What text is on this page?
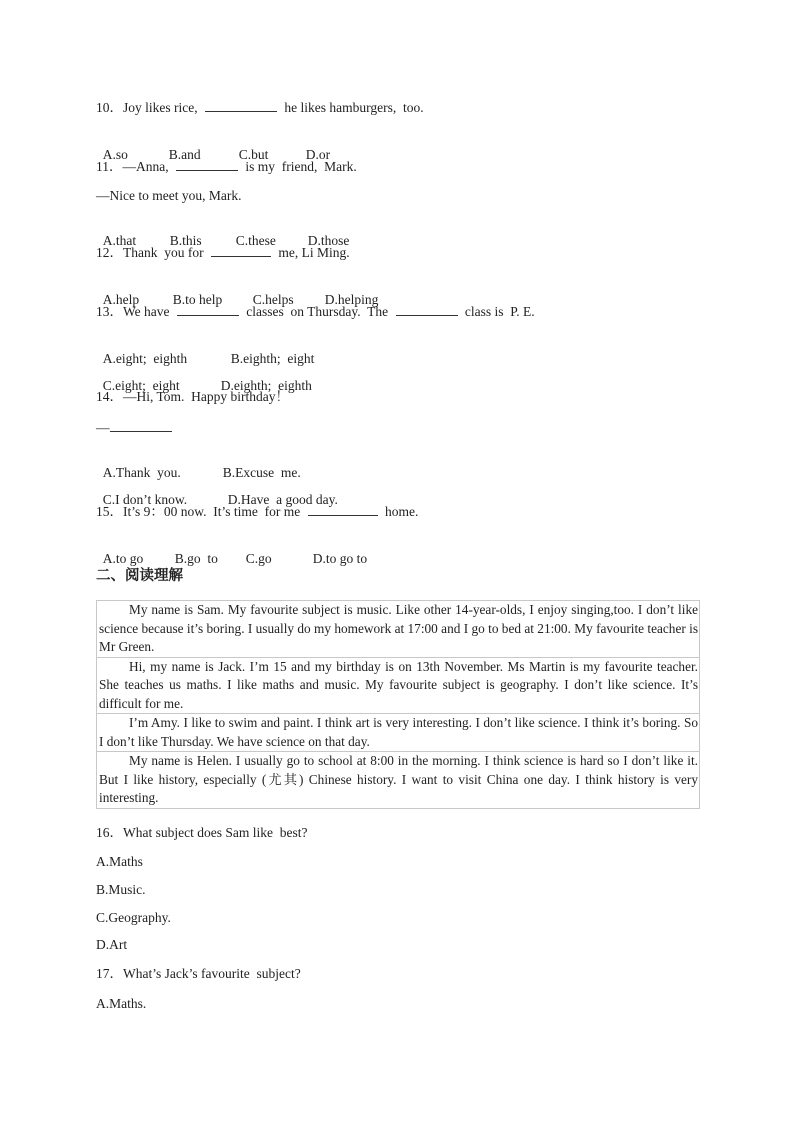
10．Joy likes rice,	he likes hamburgers,  too.

A.so	B.and	C.but	D.or

11．—Anna,	is my  friend,  Mark.
—Nice to meet you, Mark.

A.that B.this	C.these D.those

12．Thank  you for	me, Li Ming.

A.help B.to help C.helps D.helping

13．We have	classes  on Thursday.  The	class is  P. E.

A.eight;  eighth	B.eighth;  eight

C.eight;  eight	D.eighth;  eighth

14．—Hi, Tom.  Happy birthday！
—

A.Thank  you.	B.Excuse  me.

C.I don’t know.	D.Have  a good day.

15．It’s 9：00 now.  It’s time  for me	home.

A.to go B.go  to C.go	D.to go to

二、阅读理解
My name is Sam. My favourite subject is music. Like other 14-year-olds, I enjoy singing,too. I don’t like science because it’s boring. I usually do my homework at 17:00 and I go to bed at 21:00. My favourite teacher is Mr Green.
Hi, my name is Jack. I’m 15 and my birthday is on 13th November. Ms Martin is my favourite teacher. She teaches us maths. I like maths and music. My favourite subject is geography. I don’t like science. It’s difficult for me.
I’m Amy. I like to swim and paint. I think art is very interesting. I don’t like science. I think it’s boring. So I don’t like Thursday. We have science on that day.
My name is Helen. I usually go to school at 8:00 in the morning. I think science is hard so I don’t like it. But I like history, especially (尤其) Chinese history. I want to visit China one day. I think history is very interesting.
16．What subject does Sam like  best?
A.Maths
B.Music.
C.Geography.
D.Art
17．What’s Jack’s favourite  subject?
A.Maths.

□ □ □ □ □

(Stated exercise)
Scan the records above, count the lines with "What" in them, and give only the number.

(The response)
3